::: Texto fornecido :::
O deputado suplente Raniery Paulino (Republicanos-PB) apresentou à Câmara dos Deputados um projeto de lei que obriga fabricantes e distribuidoras de figurinhas colecionáveis a informar consumidores sobre o descarte correto do papel siliconado presente na parte traseira dos adesivos e incentiva a criação de pontos de coleta específicos para esse material (2.786/2026).
Conforme a proposta, empresas responsáveis pela produção, distribuição ou comercialização oficial de álbuns e figurinhas deverão incluir orientações ambientais nos produtos e em materiais publicitários relacionados. O objetivo é alertar consumidores de que o papel siliconado não deve ser descartado junto à reciclagem convencional.
As informações deverão ser apresentadas de forma clara, acessível e educativa, com indicação de que o material deve ser destinado a programas específicos de coleta e de logística reversa. A proposta surgiu, segundo o autor, a partir da constatação de que grande parte da população desconhece as características desse resíduo e acaba descartando o material de forma inadequada.
O papel siliconado é a película protetora removida da parte traseira das figurinhas antes de sua colagem nos álbuns. Apesar de parecer semelhante ao papel comum, o material recebe tratamento com silicone para evitar aderência e, por isso, não costuma ser aceito em processos tradicionais de reciclagem de papel.
Quando descartado incorretamente, acaba encaminhado para aterros sanitários ou misturado a materiais recicláveis, dificultando o reaproveitamento dos resíduos. Além das ações informativas, o projeto autoriza o Executivo a firmar parcerias para instalação de pontos de coleta específicos, destinados ao recebimento do papel siliconado.
Pela proposta, os locais de coleta deverão possuir identificação visível indicando o tipo de material recebido e garantir o encaminhamento dos resíduos para cooperativas ou empresas habilitadas a realizar a reutilização, o reaproveitamento ou a reciclagem especializada.
Na justificativa, Raniery Paulino argumentou que grandes campanhas de figurinhas, especialmente durante Copas do Mundo e outros eventos esportivos, movimentam milhões de consumidores e geram um volume significativo de resíduos.
:::
● Aplicação da leitura
- 1) Reproduza, do texto sobre o papel siliconado, o trecho que vai de "O papel siliconado é" até "do papel siliconado.".
- 2) Responda, com base no texto sobre o papel siliconado:
(a) Qual é o número do projeto de lei?
(b) Com que finalidade o papel siliconado recebe tratamento com silicone?
(c) A quem os pontos de coleta devem encaminhar os resíduos?
Os itens constituem material separado do texto.
::: Itens listados :::
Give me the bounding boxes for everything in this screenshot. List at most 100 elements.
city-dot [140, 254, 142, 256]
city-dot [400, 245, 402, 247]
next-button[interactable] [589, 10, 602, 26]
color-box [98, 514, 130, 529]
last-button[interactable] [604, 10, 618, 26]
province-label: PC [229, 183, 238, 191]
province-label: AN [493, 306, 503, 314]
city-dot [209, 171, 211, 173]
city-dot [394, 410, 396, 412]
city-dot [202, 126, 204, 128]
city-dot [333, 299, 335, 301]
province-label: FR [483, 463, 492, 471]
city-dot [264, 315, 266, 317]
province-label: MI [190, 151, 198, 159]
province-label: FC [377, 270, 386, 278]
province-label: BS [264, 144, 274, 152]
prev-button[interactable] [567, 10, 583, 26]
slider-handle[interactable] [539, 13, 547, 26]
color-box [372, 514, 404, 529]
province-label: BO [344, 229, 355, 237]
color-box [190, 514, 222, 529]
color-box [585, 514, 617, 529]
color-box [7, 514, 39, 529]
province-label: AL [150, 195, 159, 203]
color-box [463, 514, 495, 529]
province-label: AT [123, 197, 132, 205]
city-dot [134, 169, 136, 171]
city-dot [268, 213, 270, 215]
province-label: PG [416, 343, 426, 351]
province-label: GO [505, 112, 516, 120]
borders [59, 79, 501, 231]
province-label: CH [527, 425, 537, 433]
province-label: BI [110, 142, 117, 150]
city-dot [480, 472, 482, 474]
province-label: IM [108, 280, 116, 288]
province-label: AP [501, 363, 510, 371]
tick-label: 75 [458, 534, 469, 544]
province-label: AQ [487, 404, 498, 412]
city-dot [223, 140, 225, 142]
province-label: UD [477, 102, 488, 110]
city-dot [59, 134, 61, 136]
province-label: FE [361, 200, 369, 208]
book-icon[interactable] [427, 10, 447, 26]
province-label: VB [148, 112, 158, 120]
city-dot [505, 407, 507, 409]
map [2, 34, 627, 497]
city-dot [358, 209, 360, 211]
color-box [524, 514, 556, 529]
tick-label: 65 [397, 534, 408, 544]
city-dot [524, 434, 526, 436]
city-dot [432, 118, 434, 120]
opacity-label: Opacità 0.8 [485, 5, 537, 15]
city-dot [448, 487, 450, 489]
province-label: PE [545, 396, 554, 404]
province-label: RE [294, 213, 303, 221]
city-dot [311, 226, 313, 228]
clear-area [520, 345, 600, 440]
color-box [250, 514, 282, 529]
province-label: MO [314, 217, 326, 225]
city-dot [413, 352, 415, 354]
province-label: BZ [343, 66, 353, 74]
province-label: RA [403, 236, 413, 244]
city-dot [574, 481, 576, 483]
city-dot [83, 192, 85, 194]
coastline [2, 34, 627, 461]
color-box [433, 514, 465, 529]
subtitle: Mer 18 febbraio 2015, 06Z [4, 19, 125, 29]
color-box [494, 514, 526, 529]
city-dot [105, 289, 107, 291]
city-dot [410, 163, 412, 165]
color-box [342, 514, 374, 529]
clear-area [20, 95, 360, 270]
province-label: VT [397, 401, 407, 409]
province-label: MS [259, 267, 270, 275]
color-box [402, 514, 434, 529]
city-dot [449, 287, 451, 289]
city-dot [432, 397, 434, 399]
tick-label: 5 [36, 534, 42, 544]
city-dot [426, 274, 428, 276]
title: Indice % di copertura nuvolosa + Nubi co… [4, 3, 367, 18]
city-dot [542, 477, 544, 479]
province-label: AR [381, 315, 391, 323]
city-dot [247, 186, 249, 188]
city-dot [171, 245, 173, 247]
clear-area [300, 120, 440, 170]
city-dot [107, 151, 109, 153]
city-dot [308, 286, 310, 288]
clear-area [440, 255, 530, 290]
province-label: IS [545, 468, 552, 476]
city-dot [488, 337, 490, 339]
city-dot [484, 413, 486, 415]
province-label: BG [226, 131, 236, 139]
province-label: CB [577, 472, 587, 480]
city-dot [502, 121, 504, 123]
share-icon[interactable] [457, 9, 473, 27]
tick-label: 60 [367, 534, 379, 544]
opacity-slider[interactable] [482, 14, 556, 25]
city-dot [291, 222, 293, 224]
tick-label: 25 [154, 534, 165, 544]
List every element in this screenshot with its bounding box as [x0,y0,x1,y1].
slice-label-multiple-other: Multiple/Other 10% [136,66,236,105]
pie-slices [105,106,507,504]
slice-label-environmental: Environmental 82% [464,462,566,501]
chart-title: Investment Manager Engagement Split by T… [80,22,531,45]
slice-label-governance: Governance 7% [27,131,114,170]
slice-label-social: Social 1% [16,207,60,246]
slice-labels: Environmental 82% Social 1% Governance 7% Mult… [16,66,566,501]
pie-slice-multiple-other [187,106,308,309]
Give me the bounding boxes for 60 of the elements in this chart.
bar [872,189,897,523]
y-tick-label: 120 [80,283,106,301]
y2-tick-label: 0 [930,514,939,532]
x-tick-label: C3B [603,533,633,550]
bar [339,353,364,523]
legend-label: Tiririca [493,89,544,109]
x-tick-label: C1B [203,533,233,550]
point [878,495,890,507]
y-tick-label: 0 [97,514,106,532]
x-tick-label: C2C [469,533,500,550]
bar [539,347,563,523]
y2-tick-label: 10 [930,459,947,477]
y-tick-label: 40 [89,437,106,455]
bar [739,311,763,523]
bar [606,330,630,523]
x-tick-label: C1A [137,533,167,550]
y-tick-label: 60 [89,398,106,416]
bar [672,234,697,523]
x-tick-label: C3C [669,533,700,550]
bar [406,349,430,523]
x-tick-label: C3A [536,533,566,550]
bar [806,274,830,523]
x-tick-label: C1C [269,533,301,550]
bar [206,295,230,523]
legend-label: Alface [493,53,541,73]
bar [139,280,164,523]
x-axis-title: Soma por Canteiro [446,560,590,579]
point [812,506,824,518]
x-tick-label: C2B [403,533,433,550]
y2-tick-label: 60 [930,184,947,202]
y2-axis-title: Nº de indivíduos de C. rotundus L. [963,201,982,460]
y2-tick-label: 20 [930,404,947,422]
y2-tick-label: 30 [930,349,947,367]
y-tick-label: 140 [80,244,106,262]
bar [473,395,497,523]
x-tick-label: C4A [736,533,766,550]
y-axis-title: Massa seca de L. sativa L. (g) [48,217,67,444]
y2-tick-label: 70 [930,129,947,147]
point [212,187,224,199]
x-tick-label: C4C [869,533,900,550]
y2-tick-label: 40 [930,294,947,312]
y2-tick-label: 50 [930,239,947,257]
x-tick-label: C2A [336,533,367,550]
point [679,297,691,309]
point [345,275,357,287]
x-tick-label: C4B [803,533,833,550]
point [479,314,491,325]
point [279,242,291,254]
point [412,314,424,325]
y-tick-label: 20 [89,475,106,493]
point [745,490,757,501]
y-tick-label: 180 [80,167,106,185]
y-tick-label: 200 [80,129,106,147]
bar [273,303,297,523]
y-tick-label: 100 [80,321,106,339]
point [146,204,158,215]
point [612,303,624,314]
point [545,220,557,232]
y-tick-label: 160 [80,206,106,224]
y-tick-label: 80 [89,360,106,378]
:::
● Resultados das tarefas
- 1)
O papel siliconado é a película protetora removida da parte traseira das figurinhas antes de sua colagem nos álbuns. Apesar de parecer semelhante ao papel comum, o material recebe tratamento com silicone para evitar aderência e, por isso, não costuma ser aceito em processos tradicionais de reciclagem de papel.
Quando descartado incorretamente, acaba encaminhado para aterros sanitários ou misturado a materiais recicláveis, dificultando o reaproveitamento dos resíduos. Além das ações informativas, o projeto autoriza o Executivo a firmar parcerias para instalação de pontos de coleta específicos, destinados ao recebimento do papel siliconado.

- 2)
(a) 2.786/2026.
(b) Para evitar aderência.
(c) A cooperativas ou empresas habilitadas a realizar a reutilização, o reaproveitamento ou a reciclagem especializada.